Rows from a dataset

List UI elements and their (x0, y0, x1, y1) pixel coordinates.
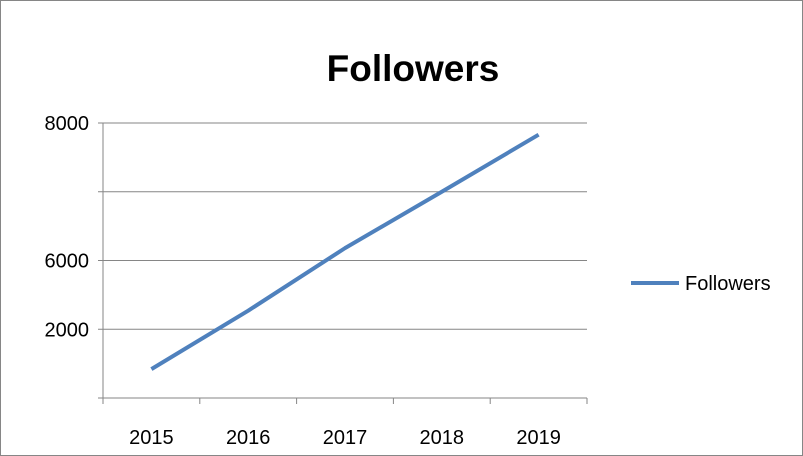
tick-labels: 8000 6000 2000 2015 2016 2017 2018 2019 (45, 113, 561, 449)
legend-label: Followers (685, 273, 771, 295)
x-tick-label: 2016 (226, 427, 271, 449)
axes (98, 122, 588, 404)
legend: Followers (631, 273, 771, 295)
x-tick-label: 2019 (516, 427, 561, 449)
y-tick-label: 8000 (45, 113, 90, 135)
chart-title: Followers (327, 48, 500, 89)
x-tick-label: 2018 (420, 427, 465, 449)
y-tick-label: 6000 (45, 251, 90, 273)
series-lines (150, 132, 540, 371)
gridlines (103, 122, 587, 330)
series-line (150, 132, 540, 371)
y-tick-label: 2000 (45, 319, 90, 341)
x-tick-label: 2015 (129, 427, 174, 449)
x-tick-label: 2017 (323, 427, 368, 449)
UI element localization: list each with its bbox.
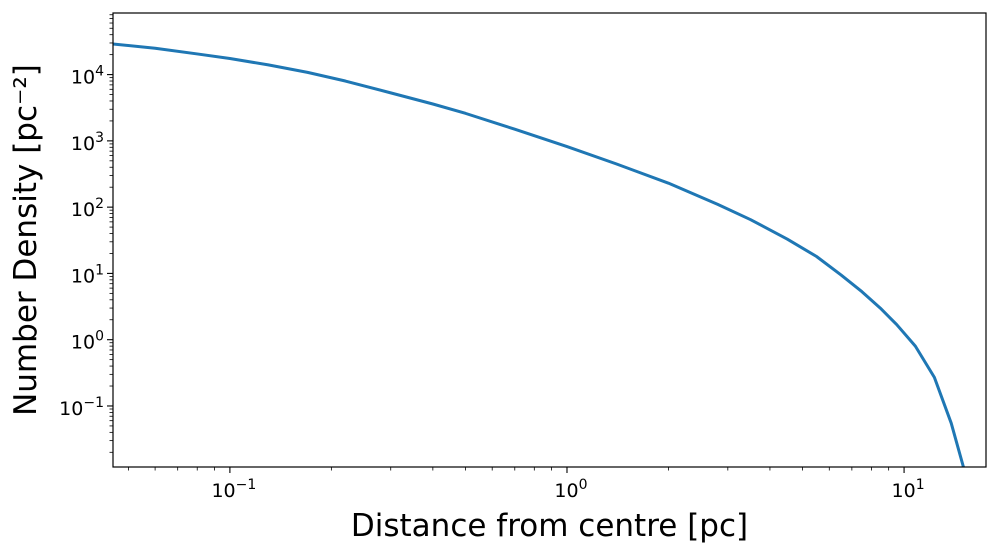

--

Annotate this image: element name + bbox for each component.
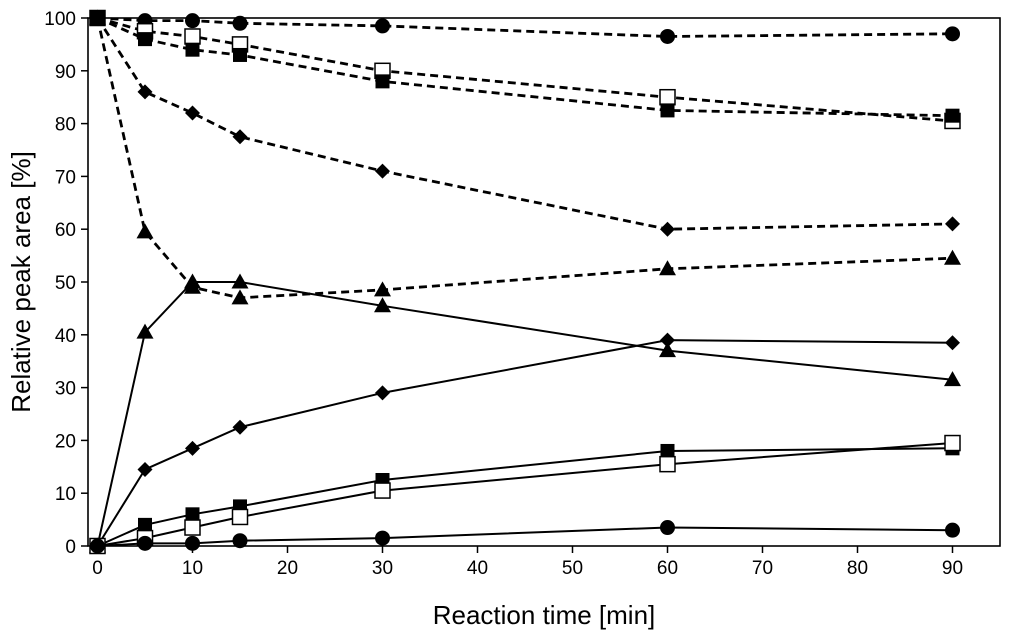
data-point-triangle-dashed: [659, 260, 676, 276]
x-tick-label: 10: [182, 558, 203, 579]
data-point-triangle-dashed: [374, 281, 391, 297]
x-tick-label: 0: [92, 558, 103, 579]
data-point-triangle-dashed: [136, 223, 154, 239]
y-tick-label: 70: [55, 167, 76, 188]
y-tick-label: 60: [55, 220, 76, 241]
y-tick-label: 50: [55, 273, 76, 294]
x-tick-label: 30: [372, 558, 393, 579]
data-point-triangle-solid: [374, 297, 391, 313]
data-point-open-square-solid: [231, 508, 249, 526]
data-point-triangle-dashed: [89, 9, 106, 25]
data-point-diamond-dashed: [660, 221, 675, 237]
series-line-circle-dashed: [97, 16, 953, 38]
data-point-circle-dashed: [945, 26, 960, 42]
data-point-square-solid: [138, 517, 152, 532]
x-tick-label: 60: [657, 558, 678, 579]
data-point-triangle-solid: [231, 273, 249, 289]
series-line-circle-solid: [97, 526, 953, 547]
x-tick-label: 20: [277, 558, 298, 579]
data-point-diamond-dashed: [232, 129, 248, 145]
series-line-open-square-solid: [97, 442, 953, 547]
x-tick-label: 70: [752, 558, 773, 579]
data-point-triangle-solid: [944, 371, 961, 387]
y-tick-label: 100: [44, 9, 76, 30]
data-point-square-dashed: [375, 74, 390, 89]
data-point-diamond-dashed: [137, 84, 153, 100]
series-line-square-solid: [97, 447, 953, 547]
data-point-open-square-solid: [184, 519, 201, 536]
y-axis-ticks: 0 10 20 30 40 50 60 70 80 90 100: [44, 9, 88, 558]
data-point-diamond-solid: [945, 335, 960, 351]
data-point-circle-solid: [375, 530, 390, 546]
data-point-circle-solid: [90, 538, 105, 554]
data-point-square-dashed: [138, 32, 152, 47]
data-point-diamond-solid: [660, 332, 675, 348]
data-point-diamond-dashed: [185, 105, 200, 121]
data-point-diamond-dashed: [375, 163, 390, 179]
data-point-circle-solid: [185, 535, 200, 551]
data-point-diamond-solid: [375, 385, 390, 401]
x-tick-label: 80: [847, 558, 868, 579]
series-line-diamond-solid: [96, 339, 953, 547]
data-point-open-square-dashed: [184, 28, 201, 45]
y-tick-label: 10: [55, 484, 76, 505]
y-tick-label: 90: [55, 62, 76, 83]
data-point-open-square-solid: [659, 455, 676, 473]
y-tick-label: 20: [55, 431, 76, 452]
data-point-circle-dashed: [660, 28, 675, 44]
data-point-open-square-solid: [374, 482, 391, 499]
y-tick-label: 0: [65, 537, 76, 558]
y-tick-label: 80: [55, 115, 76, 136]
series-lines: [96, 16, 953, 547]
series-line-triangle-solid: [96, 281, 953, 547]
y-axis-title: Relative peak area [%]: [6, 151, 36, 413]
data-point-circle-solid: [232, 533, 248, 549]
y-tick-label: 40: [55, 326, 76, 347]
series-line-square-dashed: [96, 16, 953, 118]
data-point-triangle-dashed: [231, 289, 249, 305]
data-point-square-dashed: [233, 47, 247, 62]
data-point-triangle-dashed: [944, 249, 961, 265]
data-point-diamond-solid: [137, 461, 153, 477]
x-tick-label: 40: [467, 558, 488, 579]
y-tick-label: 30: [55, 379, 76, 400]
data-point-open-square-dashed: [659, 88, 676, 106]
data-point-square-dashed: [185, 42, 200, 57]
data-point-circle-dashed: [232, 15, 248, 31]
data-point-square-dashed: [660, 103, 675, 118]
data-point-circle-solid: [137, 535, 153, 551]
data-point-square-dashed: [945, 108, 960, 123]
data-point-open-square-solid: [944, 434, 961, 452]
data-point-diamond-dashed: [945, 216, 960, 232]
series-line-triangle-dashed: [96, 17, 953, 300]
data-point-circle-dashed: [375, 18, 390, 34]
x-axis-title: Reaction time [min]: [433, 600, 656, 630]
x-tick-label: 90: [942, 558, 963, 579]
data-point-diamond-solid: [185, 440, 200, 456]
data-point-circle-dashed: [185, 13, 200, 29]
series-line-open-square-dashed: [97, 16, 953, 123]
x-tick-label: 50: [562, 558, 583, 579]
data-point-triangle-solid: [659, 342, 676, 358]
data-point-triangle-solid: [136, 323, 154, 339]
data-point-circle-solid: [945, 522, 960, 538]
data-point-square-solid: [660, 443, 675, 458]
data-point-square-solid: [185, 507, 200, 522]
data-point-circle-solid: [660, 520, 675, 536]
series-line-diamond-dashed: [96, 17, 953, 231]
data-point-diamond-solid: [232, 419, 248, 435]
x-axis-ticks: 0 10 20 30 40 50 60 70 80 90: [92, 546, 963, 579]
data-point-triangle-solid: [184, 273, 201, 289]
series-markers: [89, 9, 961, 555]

THE EXERCISE
How many of the lines above contain the string "ticks", with case counting? Reply with the number alone.

RESPONSE TO THIS EXERCISE
2